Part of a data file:
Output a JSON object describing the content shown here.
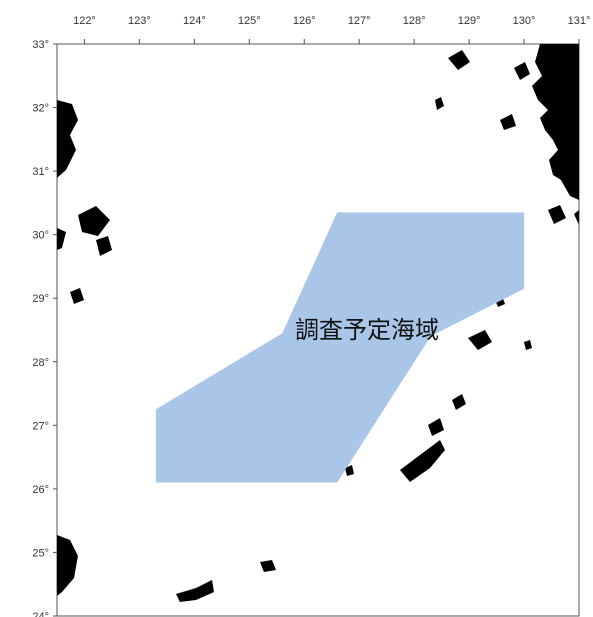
{
  "map": {
    "longitude_labels": [
      "122°",
      "123°",
      "124°",
      "125°",
      "126°",
      "127°",
      "128°",
      "129°",
      "130°",
      "131°"
    ],
    "latitude_labels": [
      "33°",
      "32°",
      "31°",
      "30°",
      "29°",
      "28°",
      "27°",
      "26°",
      "25°",
      "24°"
    ],
    "longitude_range": [
      121.5,
      131.0
    ],
    "latitude_range": [
      24.0,
      33.0
    ],
    "survey_area": {
      "label": "調査予定海域",
      "fill_color": "#a9c6e8",
      "polygon_lonlat": [
        [
          123.3,
          26.1
        ],
        [
          126.6,
          26.1
        ],
        [
          128.3,
          28.4
        ],
        [
          130.0,
          29.15
        ],
        [
          130.0,
          30.35
        ],
        [
          126.6,
          30.35
        ],
        [
          125.6,
          28.45
        ],
        [
          123.3,
          27.25
        ]
      ]
    },
    "land_color": "#000000",
    "frame_color": "#555555"
  }
}
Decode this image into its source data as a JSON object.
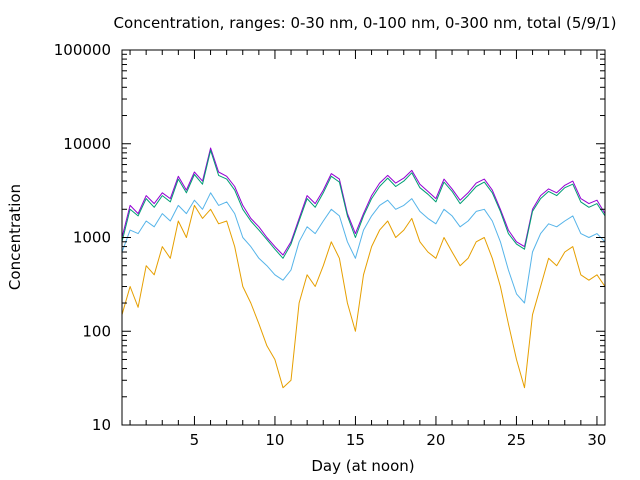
{
  "chart_data": {
    "type": "line",
    "title": "Concentration, ranges: 0-30 nm, 0-100 nm, 0-300 nm, total (5/9/1)",
    "xlabel": "Day (at noon)",
    "ylabel": "Concentration",
    "xlim": [
      0.5,
      30.5
    ],
    "ylim": [
      10,
      100000
    ],
    "yscale": "log",
    "grid": false,
    "legend": "none",
    "x_ticks": [
      5,
      10,
      15,
      20,
      25,
      30
    ],
    "x_minor_ticks": [
      1,
      2,
      3,
      4,
      6,
      7,
      8,
      9,
      11,
      12,
      13,
      14,
      16,
      17,
      18,
      19,
      21,
      22,
      23,
      24,
      26,
      27,
      28,
      29
    ],
    "y_ticks": [
      10,
      100,
      1000,
      10000,
      100000
    ],
    "y_tick_labels": [
      "10",
      "100",
      "1000",
      "10000",
      "100000"
    ],
    "series": [
      {
        "color": "#e69f00",
        "x": [
          0.5,
          1,
          1.5,
          2,
          2.5,
          3,
          3.5,
          4,
          4.5,
          5,
          5.5,
          6,
          6.5,
          7,
          7.5,
          8,
          8.5,
          9,
          9.5,
          10,
          10.5,
          11,
          11.5,
          12,
          12.5,
          13,
          13.5,
          14,
          14.5,
          15,
          15.5,
          16,
          16.5,
          17,
          17.5,
          18,
          18.5,
          19,
          19.5,
          20,
          20.5,
          21,
          21.5,
          22,
          22.5,
          23,
          23.5,
          24,
          24.5,
          25,
          25.5,
          26,
          26.5,
          27,
          27.5,
          28,
          28.5,
          29,
          29.5,
          30,
          30.5
        ],
        "values": [
          150,
          300,
          180,
          500,
          400,
          800,
          600,
          1500,
          1000,
          2200,
          1600,
          2000,
          1400,
          1500,
          800,
          300,
          200,
          120,
          70,
          50,
          25,
          30,
          200,
          400,
          300,
          500,
          900,
          600,
          200,
          100,
          400,
          800,
          1200,
          1500,
          1000,
          1200,
          1600,
          900,
          700,
          600,
          1000,
          700,
          500,
          600,
          900,
          1000,
          600,
          300,
          120,
          50,
          25,
          150,
          300,
          600,
          500,
          700,
          800,
          400,
          350,
          400,
          300
        ]
      },
      {
        "color": "#56b4e9",
        "x": [
          0.5,
          1,
          1.5,
          2,
          2.5,
          3,
          3.5,
          4,
          4.5,
          5,
          5.5,
          6,
          6.5,
          7,
          7.5,
          8,
          8.5,
          9,
          9.5,
          10,
          10.5,
          11,
          11.5,
          12,
          12.5,
          13,
          13.5,
          14,
          14.5,
          15,
          15.5,
          16,
          16.5,
          17,
          17.5,
          18,
          18.5,
          19,
          19.5,
          20,
          20.5,
          21,
          21.5,
          22,
          22.5,
          23,
          23.5,
          24,
          24.5,
          25,
          25.5,
          26,
          26.5,
          27,
          27.5,
          28,
          28.5,
          29,
          29.5,
          30,
          30.5
        ],
        "values": [
          700,
          1200,
          1100,
          1500,
          1300,
          1800,
          1500,
          2200,
          1800,
          2500,
          2000,
          3000,
          2200,
          2400,
          1800,
          1000,
          800,
          600,
          500,
          400,
          350,
          450,
          900,
          1300,
          1100,
          1500,
          2000,
          1700,
          900,
          600,
          1200,
          1700,
          2200,
          2500,
          2000,
          2200,
          2600,
          1900,
          1600,
          1400,
          2000,
          1700,
          1300,
          1500,
          1900,
          2000,
          1500,
          900,
          450,
          250,
          200,
          700,
          1100,
          1400,
          1300,
          1500,
          1700,
          1100,
          1000,
          1100,
          900
        ]
      },
      {
        "color": "#9400d3",
        "x": [
          0.5,
          1,
          1.5,
          2,
          2.5,
          3,
          3.5,
          4,
          4.5,
          5,
          5.5,
          6,
          6.5,
          7,
          7.5,
          8,
          8.5,
          9,
          9.5,
          10,
          10.5,
          11,
          11.5,
          12,
          12.5,
          13,
          13.5,
          14,
          14.5,
          15,
          15.5,
          16,
          16.5,
          17,
          17.5,
          18,
          18.5,
          19,
          19.5,
          20,
          20.5,
          21,
          21.5,
          22,
          22.5,
          23,
          23.5,
          24,
          24.5,
          25,
          25.5,
          26,
          26.5,
          27,
          27.5,
          28,
          28.5,
          29,
          29.5,
          30,
          30.5
        ],
        "values": [
          1000,
          2200,
          1800,
          2800,
          2300,
          3000,
          2600,
          4500,
          3200,
          5000,
          4000,
          9000,
          5000,
          4500,
          3500,
          2200,
          1600,
          1300,
          1000,
          800,
          650,
          900,
          1600,
          2800,
          2300,
          3200,
          4800,
          4200,
          1800,
          1100,
          1800,
          2800,
          3800,
          4600,
          3800,
          4300,
          5200,
          3700,
          3100,
          2600,
          4200,
          3300,
          2500,
          3000,
          3800,
          4200,
          3200,
          2000,
          1200,
          900,
          800,
          2000,
          2800,
          3300,
          3000,
          3600,
          4000,
          2600,
          2300,
          2500,
          1800
        ]
      },
      {
        "color": "#009e73",
        "x": [
          0.5,
          1,
          1.5,
          2,
          2.5,
          3,
          3.5,
          4,
          4.5,
          5,
          5.5,
          6,
          6.5,
          7,
          7.5,
          8,
          8.5,
          9,
          9.5,
          10,
          10.5,
          11,
          11.5,
          12,
          12.5,
          13,
          13.5,
          14,
          14.5,
          15,
          15.5,
          16,
          16.5,
          17,
          17.5,
          18,
          18.5,
          19,
          19.5,
          20,
          20.5,
          21,
          21.5,
          22,
          22.5,
          23,
          23.5,
          24,
          24.5,
          25,
          25.5,
          26,
          26.5,
          27,
          27.5,
          28,
          28.5,
          29,
          29.5,
          30,
          30.5
        ],
        "values": [
          900,
          2000,
          1700,
          2600,
          2100,
          2800,
          2400,
          4200,
          3000,
          4700,
          3700,
          8500,
          4600,
          4200,
          3200,
          2000,
          1500,
          1200,
          950,
          750,
          600,
          850,
          1500,
          2600,
          2100,
          3000,
          4500,
          3900,
          1700,
          1000,
          1700,
          2600,
          3500,
          4300,
          3500,
          4000,
          4900,
          3400,
          2900,
          2400,
          3900,
          3100,
          2300,
          2800,
          3500,
          3900,
          3000,
          1900,
          1100,
          850,
          750,
          1900,
          2600,
          3100,
          2800,
          3400,
          3700,
          2400,
          2100,
          2300,
          1700
        ]
      }
    ]
  }
}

What the task asks
Write out the full listing verbatim, excluding its pictures.

Output for this exercise
Output a JSON object describing the content shown here.
{
  "map": {
    "longitude_labels": [
      "122°",
      "123°",
      "124°",
      "125°",
      "126°",
      "127°",
      "128°",
      "129°",
      "130°",
      "131°"
    ],
    "latitude_labels": [
      "33°",
      "32°",
      "31°",
      "30°",
      "29°",
      "28°",
      "27°",
      "26°",
      "25°",
      "24°"
    ],
    "longitude_range": [
      121.5,
      131.0
    ],
    "latitude_range": [
      24.0,
      33.0
    ],
    "survey_area": {
      "label": "調査予定海域",
      "fill_color": "#a9c6e8",
      "polygon_lonlat": [
        [
          123.3,
          26.1
        ],
        [
          126.6,
          26.1
        ],
        [
          128.3,
          28.4
        ],
        [
          130.0,
          29.15
        ],
        [
          130.0,
          30.35
        ],
        [
          126.6,
          30.35
        ],
        [
          125.6,
          28.45
        ],
        [
          123.3,
          27.25
        ]
      ]
    },
    "land_color": "#000000",
    "frame_color": "#555555"
  }
}
Decode this image into its source data as a JSON object.
{
  "chart_data": {
    "type": "line",
    "title": "Concentration, ranges: 0-30 nm, 0-100 nm, 0-300 nm, total (5/9/1)",
    "xlabel": "Day (at noon)",
    "ylabel": "Concentration",
    "xlim": [
      0.5,
      30.5
    ],
    "ylim": [
      10,
      100000
    ],
    "yscale": "log",
    "grid": false,
    "legend": "none",
    "x_ticks": [
      5,
      10,
      15,
      20,
      25,
      30
    ],
    "x_minor_ticks": [
      1,
      2,
      3,
      4,
      6,
      7,
      8,
      9,
      11,
      12,
      13,
      14,
      16,
      17,
      18,
      19,
      21,
      22,
      23,
      24,
      26,
      27,
      28,
      29
    ],
    "y_ticks": [
      10,
      100,
      1000,
      10000,
      100000
    ],
    "y_tick_labels": [
      "10",
      "100",
      "1000",
      "10000",
      "100000"
    ],
    "series": [
      {
        "color": "#e69f00",
        "x": [
          0.5,
          1,
          1.5,
          2,
          2.5,
          3,
          3.5,
          4,
          4.5,
          5,
          5.5,
          6,
          6.5,
          7,
          7.5,
          8,
          8.5,
          9,
          9.5,
          10,
          10.5,
          11,
          11.5,
          12,
          12.5,
          13,
          13.5,
          14,
          14.5,
          15,
          15.5,
          16,
          16.5,
          17,
          17.5,
          18,
          18.5,
          19,
          19.5,
          20,
          20.5,
          21,
          21.5,
          22,
          22.5,
          23,
          23.5,
          24,
          24.5,
          25,
          25.5,
          26,
          26.5,
          27,
          27.5,
          28,
          28.5,
          29,
          29.5,
          30,
          30.5
        ],
        "values": [
          150,
          300,
          180,
          500,
          400,
          800,
          600,
          1500,
          1000,
          2200,
          1600,
          2000,
          1400,
          1500,
          800,
          300,
          200,
          120,
          70,
          50,
          25,
          30,
          200,
          400,
          300,
          500,
          900,
          600,
          200,
          100,
          400,
          800,
          1200,
          1500,
          1000,
          1200,
          1600,
          900,
          700,
          600,
          1000,
          700,
          500,
          600,
          900,
          1000,
          600,
          300,
          120,
          50,
          25,
          150,
          300,
          600,
          500,
          700,
          800,
          400,
          350,
          400,
          300
        ]
      },
      {
        "color": "#56b4e9",
        "x": [
          0.5,
          1,
          1.5,
          2,
          2.5,
          3,
          3.5,
          4,
          4.5,
          5,
          5.5,
          6,
          6.5,
          7,
          7.5,
          8,
          8.5,
          9,
          9.5,
          10,
          10.5,
          11,
          11.5,
          12,
          12.5,
          13,
          13.5,
          14,
          14.5,
          15,
          15.5,
          16,
          16.5,
          17,
          17.5,
          18,
          18.5,
          19,
          19.5,
          20,
          20.5,
          21,
          21.5,
          22,
          22.5,
          23,
          23.5,
          24,
          24.5,
          25,
          25.5,
          26,
          26.5,
          27,
          27.5,
          28,
          28.5,
          29,
          29.5,
          30,
          30.5
        ],
        "values": [
          700,
          1200,
          1100,
          1500,
          1300,
          1800,
          1500,
          2200,
          1800,
          2500,
          2000,
          3000,
          2200,
          2400,
          1800,
          1000,
          800,
          600,
          500,
          400,
          350,
          450,
          900,
          1300,
          1100,
          1500,
          2000,
          1700,
          900,
          600,
          1200,
          1700,
          2200,
          2500,
          2000,
          2200,
          2600,
          1900,
          1600,
          1400,
          2000,
          1700,
          1300,
          1500,
          1900,
          2000,
          1500,
          900,
          450,
          250,
          200,
          700,
          1100,
          1400,
          1300,
          1500,
          1700,
          1100,
          1000,
          1100,
          900
        ]
      },
      {
        "color": "#9400d3",
        "x": [
          0.5,
          1,
          1.5,
          2,
          2.5,
          3,
          3.5,
          4,
          4.5,
          5,
          5.5,
          6,
          6.5,
          7,
          7.5,
          8,
          8.5,
          9,
          9.5,
          10,
          10.5,
          11,
          11.5,
          12,
          12.5,
          13,
          13.5,
          14,
          14.5,
          15,
          15.5,
          16,
          16.5,
          17,
          17.5,
          18,
          18.5,
          19,
          19.5,
          20,
          20.5,
          21,
          21.5,
          22,
          22.5,
          23,
          23.5,
          24,
          24.5,
          25,
          25.5,
          26,
          26.5,
          27,
          27.5,
          28,
          28.5,
          29,
          29.5,
          30,
          30.5
        ],
        "values": [
          1000,
          2200,
          1800,
          2800,
          2300,
          3000,
          2600,
          4500,
          3200,
          5000,
          4000,
          9000,
          5000,
          4500,
          3500,
          2200,
          1600,
          1300,
          1000,
          800,
          650,
          900,
          1600,
          2800,
          2300,
          3200,
          4800,
          4200,
          1800,
          1100,
          1800,
          2800,
          3800,
          4600,
          3800,
          4300,
          5200,
          3700,
          3100,
          2600,
          4200,
          3300,
          2500,
          3000,
          3800,
          4200,
          3200,
          2000,
          1200,
          900,
          800,
          2000,
          2800,
          3300,
          3000,
          3600,
          4000,
          2600,
          2300,
          2500,
          1800
        ]
      },
      {
        "color": "#009e73",
        "x": [
          0.5,
          1,
          1.5,
          2,
          2.5,
          3,
          3.5,
          4,
          4.5,
          5,
          5.5,
          6,
          6.5,
          7,
          7.5,
          8,
          8.5,
          9,
          9.5,
          10,
          10.5,
          11,
          11.5,
          12,
          12.5,
          13,
          13.5,
          14,
          14.5,
          15,
          15.5,
          16,
          16.5,
          17,
          17.5,
          18,
          18.5,
          19,
          19.5,
          20,
          20.5,
          21,
          21.5,
          22,
          22.5,
          23,
          23.5,
          24,
          24.5,
          25,
          25.5,
          26,
          26.5,
          27,
          27.5,
          28,
          28.5,
          29,
          29.5,
          30,
          30.5
        ],
        "values": [
          900,
          2000,
          1700,
          2600,
          2100,
          2800,
          2400,
          4200,
          3000,
          4700,
          3700,
          8500,
          4600,
          4200,
          3200,
          2000,
          1500,
          1200,
          950,
          750,
          600,
          850,
          1500,
          2600,
          2100,
          3000,
          4500,
          3900,
          1700,
          1000,
          1700,
          2600,
          3500,
          4300,
          3500,
          4000,
          4900,
          3400,
          2900,
          2400,
          3900,
          3100,
          2300,
          2800,
          3500,
          3900,
          3000,
          1900,
          1100,
          850,
          750,
          1900,
          2600,
          3100,
          2800,
          3400,
          3700,
          2400,
          2100,
          2300,
          1700
        ]
      }
    ]
  }
}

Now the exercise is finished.